WRITTEN PROBLEM ->
Extract each line of the data below exactly as written.

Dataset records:
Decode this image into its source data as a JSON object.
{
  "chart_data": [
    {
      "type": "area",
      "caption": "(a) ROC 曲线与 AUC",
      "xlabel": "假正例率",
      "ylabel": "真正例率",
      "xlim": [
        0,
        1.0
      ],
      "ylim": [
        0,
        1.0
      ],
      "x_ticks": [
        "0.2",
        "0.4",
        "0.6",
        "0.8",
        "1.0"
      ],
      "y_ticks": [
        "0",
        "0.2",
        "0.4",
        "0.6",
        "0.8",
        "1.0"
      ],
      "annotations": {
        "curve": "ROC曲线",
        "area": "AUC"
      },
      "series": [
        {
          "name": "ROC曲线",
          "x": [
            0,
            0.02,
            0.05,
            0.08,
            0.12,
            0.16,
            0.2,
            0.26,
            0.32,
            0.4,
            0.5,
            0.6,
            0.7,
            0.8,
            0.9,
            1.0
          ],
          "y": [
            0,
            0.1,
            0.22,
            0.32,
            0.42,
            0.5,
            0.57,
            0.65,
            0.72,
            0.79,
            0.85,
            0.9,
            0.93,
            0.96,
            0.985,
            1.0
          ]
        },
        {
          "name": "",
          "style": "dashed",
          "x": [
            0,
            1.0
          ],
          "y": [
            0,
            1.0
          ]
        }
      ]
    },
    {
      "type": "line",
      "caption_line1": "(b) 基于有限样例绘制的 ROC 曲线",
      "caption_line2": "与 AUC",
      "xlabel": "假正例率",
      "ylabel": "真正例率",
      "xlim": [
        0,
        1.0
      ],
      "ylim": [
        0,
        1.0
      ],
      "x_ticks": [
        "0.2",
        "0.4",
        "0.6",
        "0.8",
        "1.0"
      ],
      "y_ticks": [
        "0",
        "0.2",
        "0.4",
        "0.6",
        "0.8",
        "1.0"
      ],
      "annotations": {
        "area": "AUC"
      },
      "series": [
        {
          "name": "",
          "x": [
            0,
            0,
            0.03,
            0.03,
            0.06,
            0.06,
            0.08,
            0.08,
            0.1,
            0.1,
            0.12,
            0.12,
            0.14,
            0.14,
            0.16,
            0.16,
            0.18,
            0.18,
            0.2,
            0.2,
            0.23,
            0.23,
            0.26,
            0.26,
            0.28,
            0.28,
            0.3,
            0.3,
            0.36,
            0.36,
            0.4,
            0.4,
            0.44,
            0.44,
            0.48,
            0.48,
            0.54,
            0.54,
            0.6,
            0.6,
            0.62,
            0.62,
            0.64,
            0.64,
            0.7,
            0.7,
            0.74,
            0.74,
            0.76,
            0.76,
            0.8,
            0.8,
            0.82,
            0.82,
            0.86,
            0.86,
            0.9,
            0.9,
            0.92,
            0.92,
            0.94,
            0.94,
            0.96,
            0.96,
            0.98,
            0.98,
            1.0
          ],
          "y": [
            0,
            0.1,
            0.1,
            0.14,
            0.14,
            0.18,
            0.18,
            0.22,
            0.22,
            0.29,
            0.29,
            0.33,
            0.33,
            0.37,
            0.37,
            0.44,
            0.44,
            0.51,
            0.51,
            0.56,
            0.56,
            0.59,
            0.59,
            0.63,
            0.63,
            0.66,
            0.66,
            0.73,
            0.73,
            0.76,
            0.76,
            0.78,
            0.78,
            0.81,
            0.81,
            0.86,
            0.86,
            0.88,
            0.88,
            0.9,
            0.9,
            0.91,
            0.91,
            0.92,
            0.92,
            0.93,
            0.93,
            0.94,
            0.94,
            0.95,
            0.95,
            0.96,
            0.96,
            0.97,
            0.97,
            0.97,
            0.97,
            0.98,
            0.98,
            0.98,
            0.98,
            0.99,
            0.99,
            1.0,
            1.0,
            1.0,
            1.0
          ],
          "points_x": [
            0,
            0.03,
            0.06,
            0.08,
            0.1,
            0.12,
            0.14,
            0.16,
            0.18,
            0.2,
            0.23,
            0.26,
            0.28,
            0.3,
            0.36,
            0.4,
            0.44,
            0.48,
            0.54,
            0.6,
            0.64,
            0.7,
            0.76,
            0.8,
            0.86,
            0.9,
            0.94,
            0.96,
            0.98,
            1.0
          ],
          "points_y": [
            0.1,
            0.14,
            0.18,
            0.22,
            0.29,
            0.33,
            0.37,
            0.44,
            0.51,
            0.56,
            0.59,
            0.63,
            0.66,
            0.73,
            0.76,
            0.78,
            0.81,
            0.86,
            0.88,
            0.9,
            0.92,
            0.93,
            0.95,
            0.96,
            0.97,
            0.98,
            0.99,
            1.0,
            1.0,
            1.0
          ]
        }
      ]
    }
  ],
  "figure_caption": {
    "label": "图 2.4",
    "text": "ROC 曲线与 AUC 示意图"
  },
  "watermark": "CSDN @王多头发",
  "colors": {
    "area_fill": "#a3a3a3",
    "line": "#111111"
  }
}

RESPONSE BELOW ->
Decode this image into its source data as a JSON object.
{
  "chart_data": [
    {
      "type": "area",
      "caption": "(a) ROC 曲线与 AUC",
      "xlabel": "假正例率",
      "ylabel": "真正例率",
      "xlim": [
        0,
        1.0
      ],
      "ylim": [
        0,
        1.0
      ],
      "x_ticks": [
        "0.2",
        "0.4",
        "0.6",
        "0.8",
        "1.0"
      ],
      "y_ticks": [
        "0",
        "0.2",
        "0.4",
        "0.6",
        "0.8",
        "1.0"
      ],
      "annotations": {
        "curve": "ROC曲线",
        "area": "AUC"
      },
      "series": [
        {
          "name": "ROC曲线",
          "x": [
            0,
            0.02,
            0.05,
            0.08,
            0.12,
            0.16,
            0.2,
            0.26,
            0.32,
            0.4,
            0.5,
            0.6,
            0.7,
            0.8,
            0.9,
            1.0
          ],
          "y": [
            0,
            0.1,
            0.22,
            0.32,
            0.42,
            0.5,
            0.57,
            0.65,
            0.72,
            0.79,
            0.85,
            0.9,
            0.93,
            0.96,
            0.985,
            1.0
          ]
        },
        {
          "name": "",
          "style": "dashed",
          "x": [
            0,
            1.0
          ],
          "y": [
            0,
            1.0
          ]
        }
      ]
    },
    {
      "type": "line",
      "caption_line1": "(b) 基于有限样例绘制的 ROC 曲线",
      "caption_line2": "与 AUC",
      "xlabel": "假正例率",
      "ylabel": "真正例率",
      "xlim": [
        0,
        1.0
      ],
      "ylim": [
        0,
        1.0
      ],
      "x_ticks": [
        "0.2",
        "0.4",
        "0.6",
        "0.8",
        "1.0"
      ],
      "y_ticks": [
        "0",
        "0.2",
        "0.4",
        "0.6",
        "0.8",
        "1.0"
      ],
      "annotations": {
        "area": "AUC"
      },
      "series": [
        {
          "name": "",
          "x": [
            0,
            0,
            0.03,
            0.03,
            0.06,
            0.06,
            0.08,
            0.08,
            0.1,
            0.1,
            0.12,
            0.12,
            0.14,
            0.14,
            0.16,
            0.16,
            0.18,
            0.18,
            0.2,
            0.2,
            0.23,
            0.23,
            0.26,
            0.26,
            0.28,
            0.28,
            0.3,
            0.3,
            0.36,
            0.36,
            0.4,
            0.4,
            0.44,
            0.44,
            0.48,
            0.48,
            0.54,
            0.54,
            0.6,
            0.6,
            0.62,
            0.62,
            0.64,
            0.64,
            0.7,
            0.7,
            0.74,
            0.74,
            0.76,
            0.76,
            0.8,
            0.8,
            0.82,
            0.82,
            0.86,
            0.86,
            0.9,
            0.9,
            0.92,
            0.92,
            0.94,
            0.94,
            0.96,
            0.96,
            0.98,
            0.98,
            1.0
          ],
          "y": [
            0,
            0.1,
            0.1,
            0.14,
            0.14,
            0.18,
            0.18,
            0.22,
            0.22,
            0.29,
            0.29,
            0.33,
            0.33,
            0.37,
            0.37,
            0.44,
            0.44,
            0.51,
            0.51,
            0.56,
            0.56,
            0.59,
            0.59,
            0.63,
            0.63,
            0.66,
            0.66,
            0.73,
            0.73,
            0.76,
            0.76,
            0.78,
            0.78,
            0.81,
            0.81,
            0.86,
            0.86,
            0.88,
            0.88,
            0.9,
            0.9,
            0.91,
            0.91,
            0.92,
            0.92,
            0.93,
            0.93,
            0.94,
            0.94,
            0.95,
            0.95,
            0.96,
            0.96,
            0.97,
            0.97,
            0.97,
            0.97,
            0.98,
            0.98,
            0.98,
            0.98,
            0.99,
            0.99,
            1.0,
            1.0,
            1.0,
            1.0
          ],
          "points_x": [
            0,
            0.03,
            0.06,
            0.08,
            0.1,
            0.12,
            0.14,
            0.16,
            0.18,
            0.2,
            0.23,
            0.26,
            0.28,
            0.3,
            0.36,
            0.4,
            0.44,
            0.48,
            0.54,
            0.6,
            0.64,
            0.7,
            0.76,
            0.8,
            0.86,
            0.9,
            0.94,
            0.96,
            0.98,
            1.0
          ],
          "points_y": [
            0.1,
            0.14,
            0.18,
            0.22,
            0.29,
            0.33,
            0.37,
            0.44,
            0.51,
            0.56,
            0.59,
            0.63,
            0.66,
            0.73,
            0.76,
            0.78,
            0.81,
            0.86,
            0.88,
            0.9,
            0.92,
            0.93,
            0.95,
            0.96,
            0.97,
            0.98,
            0.99,
            1.0,
            1.0,
            1.0
          ]
        }
      ]
    }
  ],
  "figure_caption": {
    "label": "图 2.4",
    "text": "ROC 曲线与 AUC 示意图"
  },
  "watermark": "CSDN @王多头发",
  "colors": {
    "area_fill": "#a3a3a3",
    "line": "#111111"
  }
}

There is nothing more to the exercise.